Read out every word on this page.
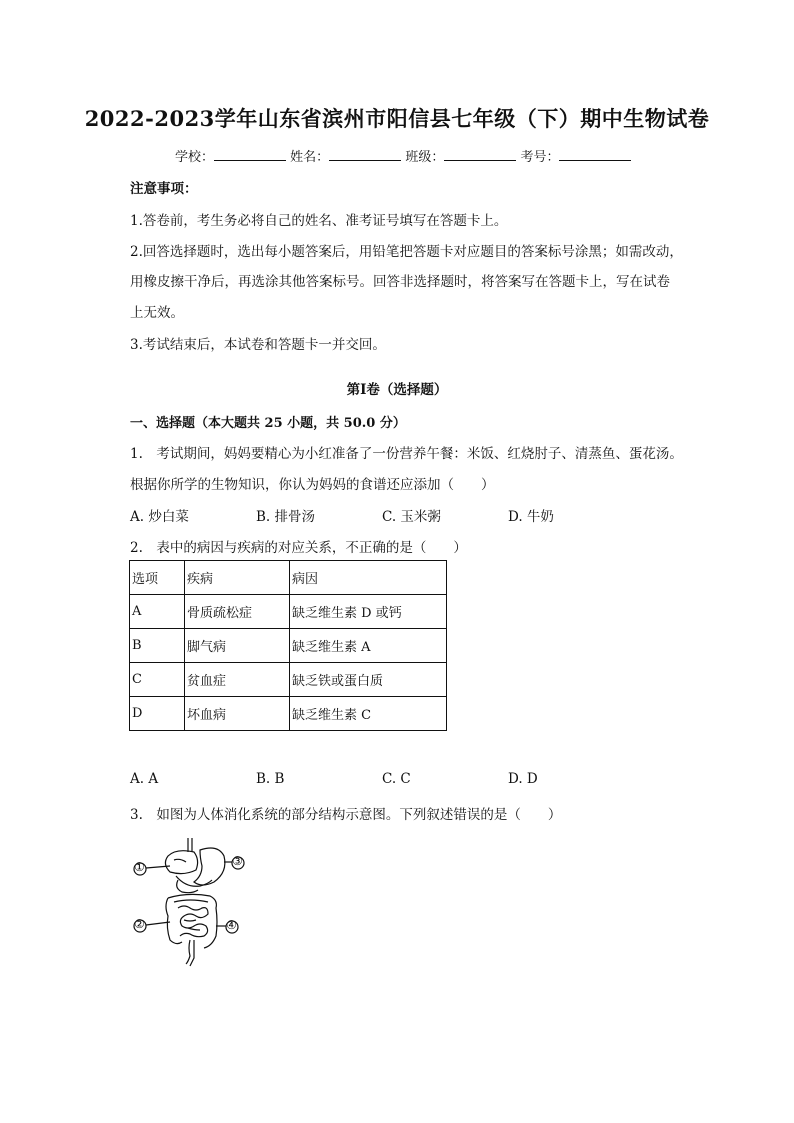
2022-2023学年山东省滨州市阳信县七年级（下）期中生物试卷
学校：	姓名：	班级：	考号：
注意事项：
1.答卷前，考生务必将自己的姓名、准考证号填写在答题卡上。
2.回答选择题时，选出每小题答案后，用铅笔把答题卡对应题目的答案标号涂黑；如需改动，
用橡皮擦干净后，再选涂其他答案标号。回答非选择题时，将答案写在答题卡上，写在试卷
上无效。
3.考试结束后，本试卷和答题卡一并交回。
第Ⅰ卷（选择题）
一、选择题（本大题共 25 小题，共 50.0 分）
1.　考试期间，妈妈要精心为小红准备了一份营养午餐：米饭、红烧肘子、清蒸鱼、蛋花汤。
根据你所学的生物知识，你认为妈妈的食谱还应添加（　　）
A. 炒白菜	B. 排骨汤	C. 玉米粥	D. 牛奶
2.　表中的病因与疾病的对应关系，不正确的是（　　）
选项	疾病	病因
A	骨质疏松症	缺乏维生素 D 或钙
B	脚气病	缺乏维生素 A
C	贫血症	缺乏铁或蛋白质
D	坏血病	缺乏维生素 C
A. A	B. B	C. C	D. D
3.　如图为人体消化系统的部分结构示意图。下列叙述错误的是（　　）
①	③
②	④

EXERCISE INSTRUCTIONS — Copy each line in full and exactly, omitting any picture.

WRITTEN RESPONSE —
Read out every word on this page.
2022-2023学年山东省滨州市阳信县七年级（下）期中生物试卷
学校：	姓名：	班级：	考号：
注意事项：
1.答卷前，考生务必将自己的姓名、准考证号填写在答题卡上。
2.回答选择题时，选出每小题答案后，用铅笔把答题卡对应题目的答案标号涂黑；如需改动，
用橡皮擦干净后，再选涂其他答案标号。回答非选择题时，将答案写在答题卡上，写在试卷
上无效。
3.考试结束后，本试卷和答题卡一并交回。
第Ⅰ卷（选择题）
一、选择题（本大题共 25 小题，共 50.0 分）
1.　考试期间，妈妈要精心为小红准备了一份营养午餐：米饭、红烧肘子、清蒸鱼、蛋花汤。
根据你所学的生物知识，你认为妈妈的食谱还应添加（　　）
A. 炒白菜	B. 排骨汤	C. 玉米粥	D. 牛奶
2.　表中的病因与疾病的对应关系，不正确的是（　　）
选项	疾病	病因
A	骨质疏松症	缺乏维生素 D 或钙
B	脚气病	缺乏维生素 A
C	贫血症	缺乏铁或蛋白质
D	坏血病	缺乏维生素 C
A. A	B. B	C. C	D. D
3.　如图为人体消化系统的部分结构示意图。下列叙述错误的是（　　）
①	③
②	④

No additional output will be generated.